- What this task involves -
Set down the records once more, please, exactly and with the pictures left out.

- Input for this task -

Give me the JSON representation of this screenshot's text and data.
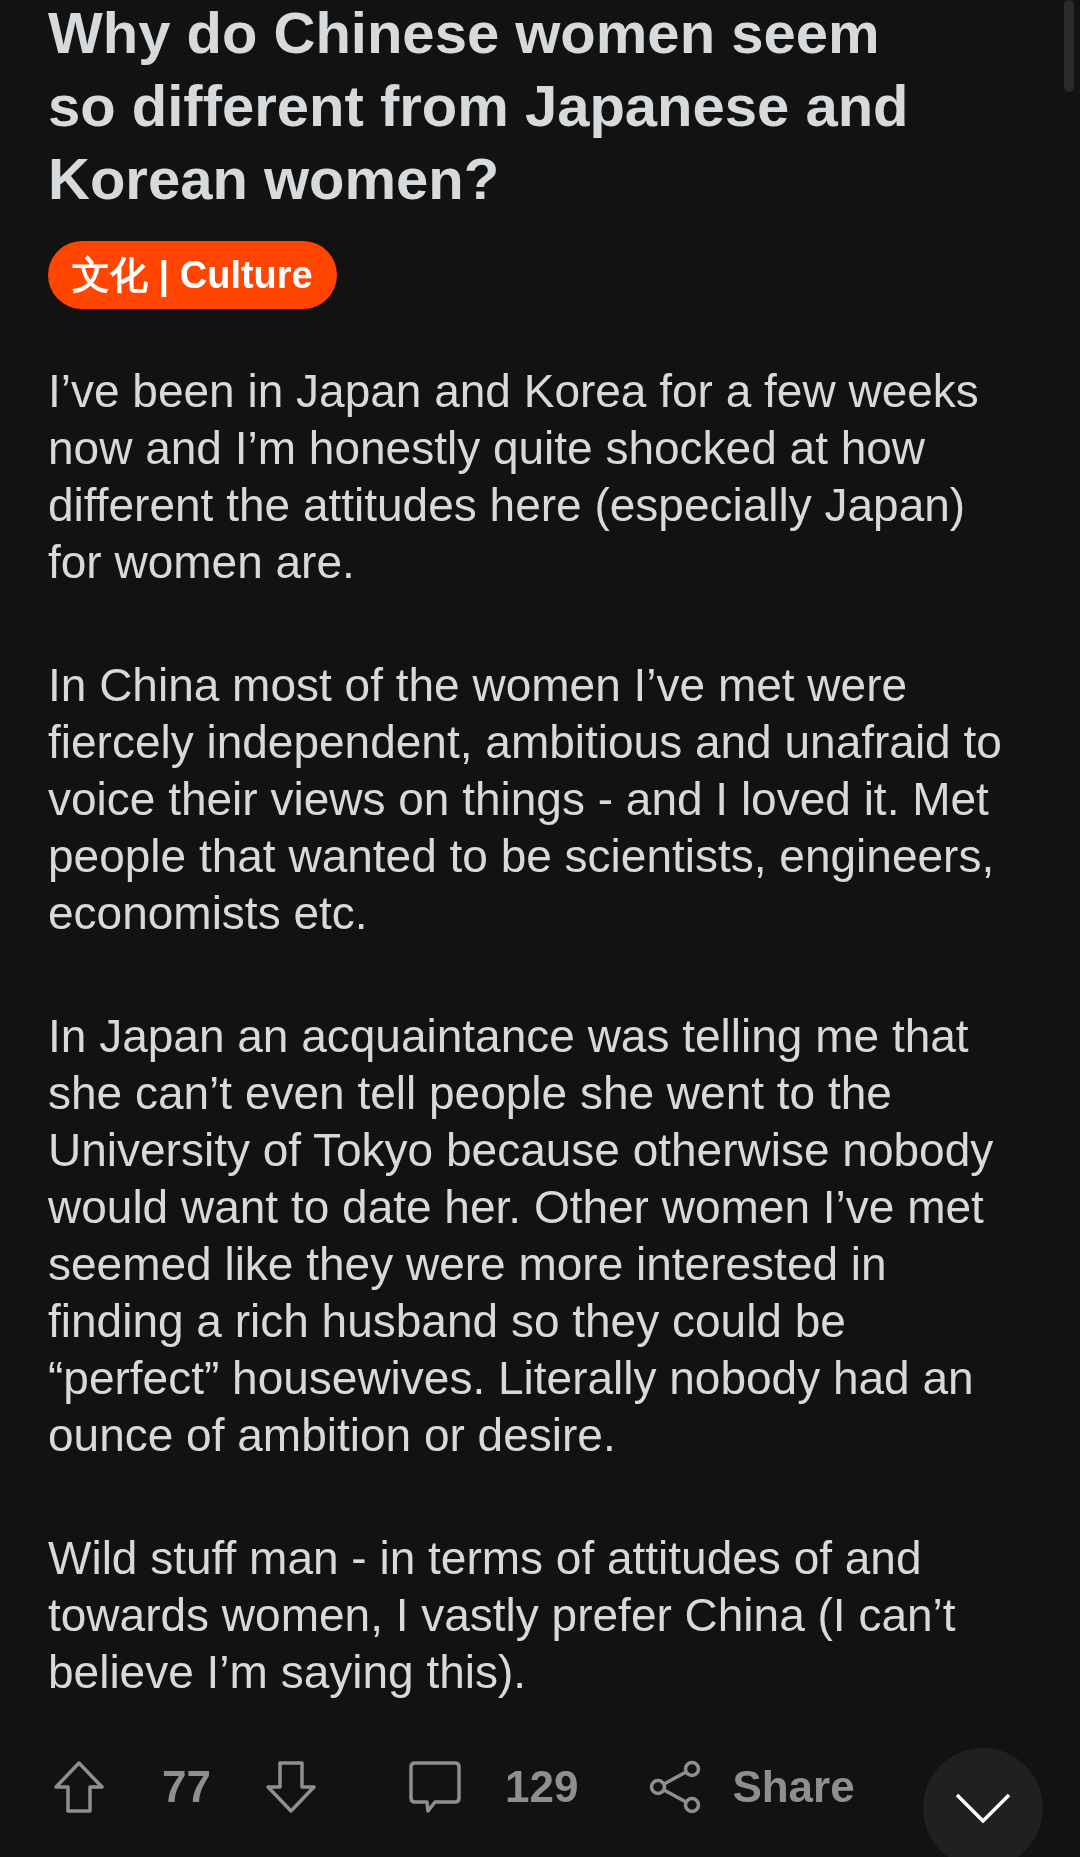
{
  "post": {
    "title": "Why do Chinese women seem so different from Japanese and Korean women?",
    "flair": "文化 | Culture",
    "body": [
      "I’ve been in Japan and Korea for a few weeks now and I’m honestly quite shocked at how different the attitudes here (especially Japan) for women are.",
      "In China most of the women I’ve met were fiercely independent, ambitious and unafraid to voice their views on things - and I loved it. Met people that wanted to be scientists, engineers, economists etc.",
      "In Japan an acquaintance was telling me that she can’t even tell people she went to the University of Tokyo because otherwise nobody would want to date her. Other women I’ve met seemed like they were more interested in finding a rich husband so they could be “perfect” housewives. Literally nobody had an ounce of ambition or desire.",
      "Wild stuff man - in terms of attitudes of and towards women, I vastly prefer China (I can’t believe I’m saying this)."
    ]
  },
  "actions": {
    "score": "77",
    "comments": "129",
    "share": "Share"
  }
}
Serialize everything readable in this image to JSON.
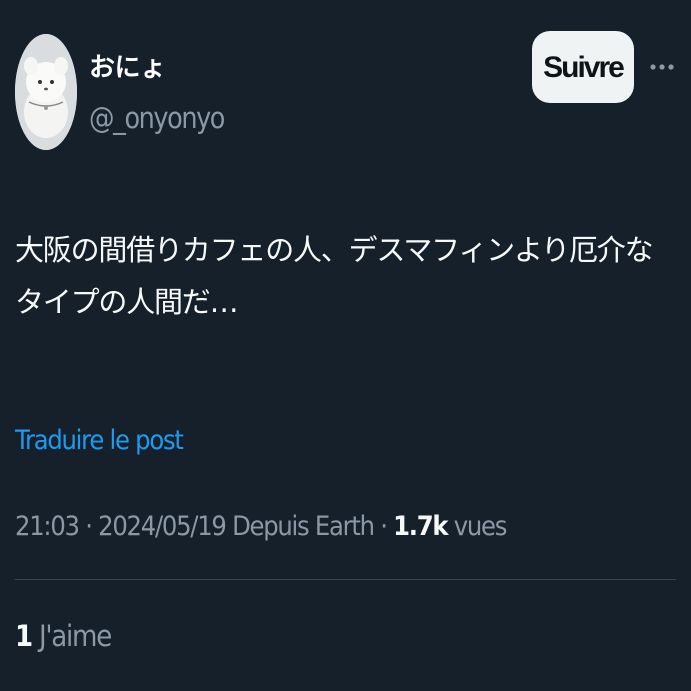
{
  "user": {
    "display_name": "おにょ",
    "handle": "@_onyonyo",
    "avatar_icon": "plush-toy-avatar"
  },
  "actions": {
    "follow_label": "Suivre",
    "more_icon": "more-horizontal-icon"
  },
  "tweet": {
    "text": "大阪の間借りカフェの人、デスマフィンより厄介なタイプの人間だ…",
    "translate_label": "Traduire le post"
  },
  "meta": {
    "time": "21:03",
    "date": "2024/05/19",
    "source": "Depuis Earth",
    "separator": "·",
    "views_count": "1.7k",
    "views_label": "vues"
  },
  "stats": {
    "likes_count": "1",
    "likes_label": "J'aime"
  },
  "colors": {
    "background": "#15202b",
    "text_primary": "#f7f9f9",
    "text_secondary": "#8b98a5",
    "link": "#1d9bf0",
    "button_bg": "#eff3f4",
    "divider": "#38444d"
  }
}
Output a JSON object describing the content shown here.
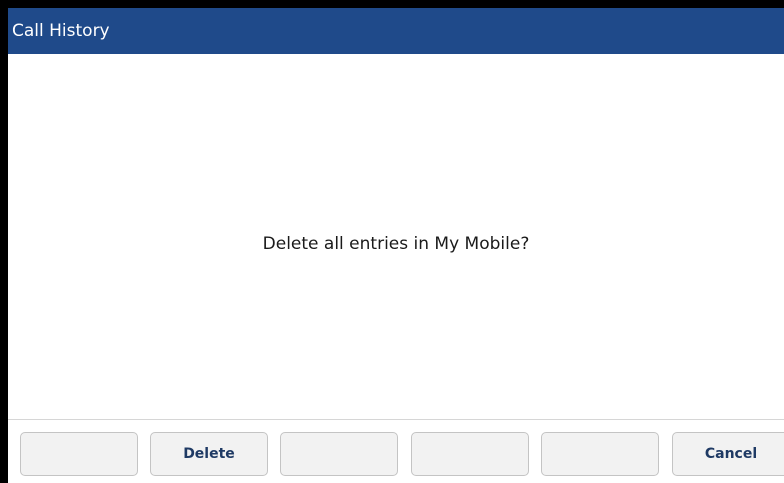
{
  "header": {
    "title": "Call History"
  },
  "dialog": {
    "message": "Delete all entries in My Mobile?"
  },
  "softkeys": [
    {
      "label": ""
    },
    {
      "label": "Delete"
    },
    {
      "label": ""
    },
    {
      "label": ""
    },
    {
      "label": ""
    },
    {
      "label": "Cancel"
    }
  ],
  "colors": {
    "header_background": "#1f4a8a",
    "header_text": "#ffffff",
    "softkey_text": "#1f3a64",
    "softkey_background": "#f2f2f2"
  }
}
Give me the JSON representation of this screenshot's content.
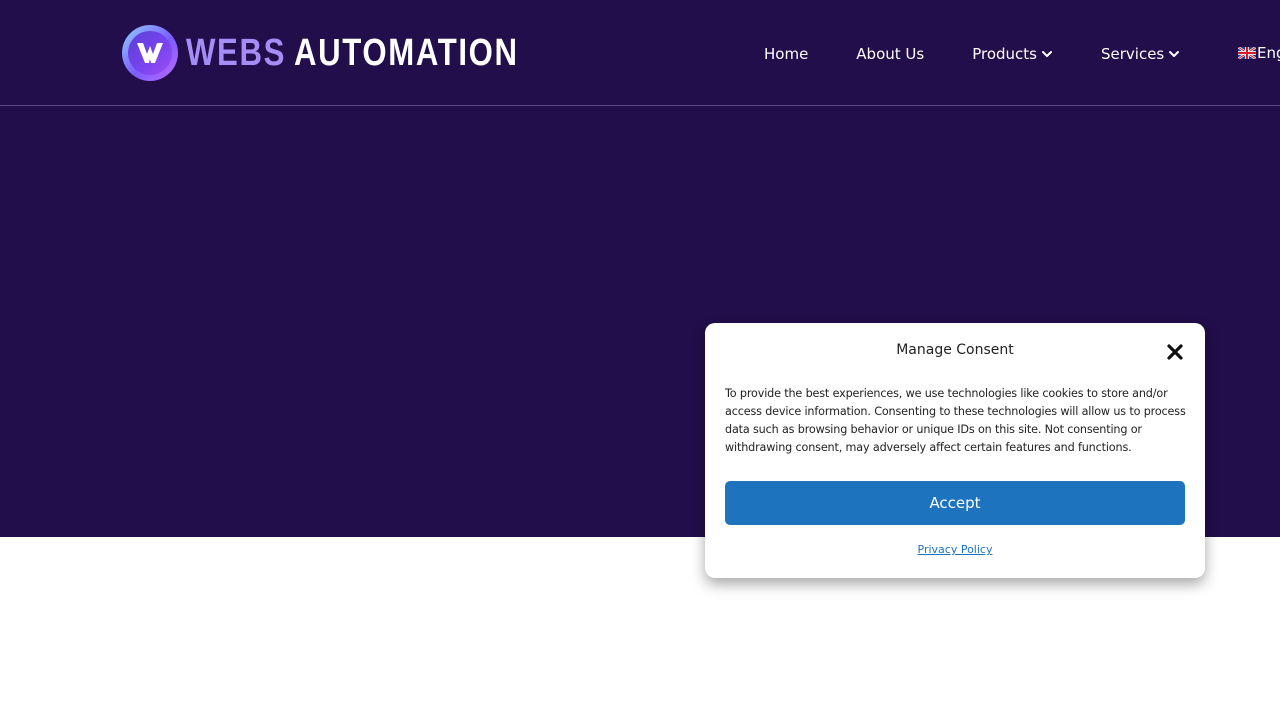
{
  "brand": {
    "logo_text_primary": "WEBS",
    "logo_text_secondary": "AUTOMATION",
    "logo_icon": "wa-monogram-icon"
  },
  "nav": {
    "items": [
      {
        "label": "Home",
        "has_dropdown": false
      },
      {
        "label": "About Us",
        "has_dropdown": false
      },
      {
        "label": "Products",
        "has_dropdown": true
      },
      {
        "label": "Services",
        "has_dropdown": true
      }
    ],
    "language_label": "Eng",
    "language_icon": "uk-flag-icon"
  },
  "consent": {
    "title": "Manage Consent",
    "body": "To provide the best experiences, we use technologies like cookies to store and/or access device information. Consenting to these technologies will allow us to process data such as browsing behavior or unique IDs on this site. Not consenting or withdrawing consent, may adversely affect certain features and functions.",
    "accept_label": "Accept",
    "privacy_label": "Privacy Policy",
    "close_icon": "close-icon"
  },
  "colors": {
    "hero_background": "#220e4a",
    "accent_button": "#1e73be",
    "page_background": "#ffffff"
  }
}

- Correct output -
Give me the JSON representation of this screenshot's text and data.
{
  "post": {
    "title": "Why do Chinese women seem so different from Japanese and Korean women?",
    "flair": "文化 | Culture",
    "body": [
      "I’ve been in Japan and Korea for a few weeks now and I’m honestly quite shocked at how different the attitudes here (especially Japan) for women are.",
      "In China most of the women I’ve met were fiercely independent, ambitious and unafraid to voice their views on things - and I loved it. Met people that wanted to be scientists, engineers, economists etc.",
      "In Japan an acquaintance was telling me that she can’t even tell people she went to the University of Tokyo because otherwise nobody would want to date her. Other women I’ve met seemed like they were more interested in finding a rich husband so they could be “perfect” housewives. Literally nobody had an ounce of ambition or desire.",
      "Wild stuff man - in terms of attitudes of and towards women, I vastly prefer China (I can’t believe I’m saying this)."
    ]
  },
  "actions": {
    "score": "77",
    "comments": "129",
    "share": "Share"
  }
}
Serialize everything readable in this image to JSON.
{
  "user": {
    "display_name": "おにょ",
    "handle": "@_onyonyo",
    "avatar_icon": "plush-toy-avatar"
  },
  "actions": {
    "follow_label": "Suivre",
    "more_icon": "more-horizontal-icon"
  },
  "tweet": {
    "text": "大阪の間借りカフェの人、デスマフィンより厄介なタイプの人間だ…",
    "translate_label": "Traduire le post"
  },
  "meta": {
    "time": "21:03",
    "date": "2024/05/19",
    "source": "Depuis Earth",
    "separator": "·",
    "views_count": "1.7k",
    "views_label": "vues"
  },
  "stats": {
    "likes_count": "1",
    "likes_label": "J'aime"
  },
  "colors": {
    "background": "#15202b",
    "text_primary": "#f7f9f9",
    "text_secondary": "#8b98a5",
    "link": "#1d9bf0",
    "button_bg": "#eff3f4",
    "divider": "#38444d"
  }
}
Output a JSON object describing the content shown here.
{
  "header": {
    "title": "Call History"
  },
  "dialog": {
    "message": "Delete all entries in My Mobile?"
  },
  "softkeys": [
    {
      "label": ""
    },
    {
      "label": "Delete"
    },
    {
      "label": ""
    },
    {
      "label": ""
    },
    {
      "label": ""
    },
    {
      "label": "Cancel"
    }
  ],
  "colors": {
    "header_background": "#1f4a8a",
    "header_text": "#ffffff",
    "softkey_text": "#1f3a64",
    "softkey_background": "#f2f2f2"
  }
}
Give me the JSON representation of this screenshot's content.
{
  "brand": {
    "logo_text_primary": "WEBS",
    "logo_text_secondary": "AUTOMATION",
    "logo_icon": "wa-monogram-icon"
  },
  "nav": {
    "items": [
      {
        "label": "Home",
        "has_dropdown": false
      },
      {
        "label": "About Us",
        "has_dropdown": false
      },
      {
        "label": "Products",
        "has_dropdown": true
      },
      {
        "label": "Services",
        "has_dropdown": true
      }
    ],
    "language_label": "Eng",
    "language_icon": "uk-flag-icon"
  },
  "consent": {
    "title": "Manage Consent",
    "body": "To provide the best experiences, we use technologies like cookies to store and/or access device information. Consenting to these technologies will allow us to process data such as browsing behavior or unique IDs on this site. Not consenting or withdrawing consent, may adversely affect certain features and functions.",
    "accept_label": "Accept",
    "privacy_label": "Privacy Policy",
    "close_icon": "close-icon"
  },
  "colors": {
    "hero_background": "#220e4a",
    "accent_button": "#1e73be",
    "page_background": "#ffffff"
  }
}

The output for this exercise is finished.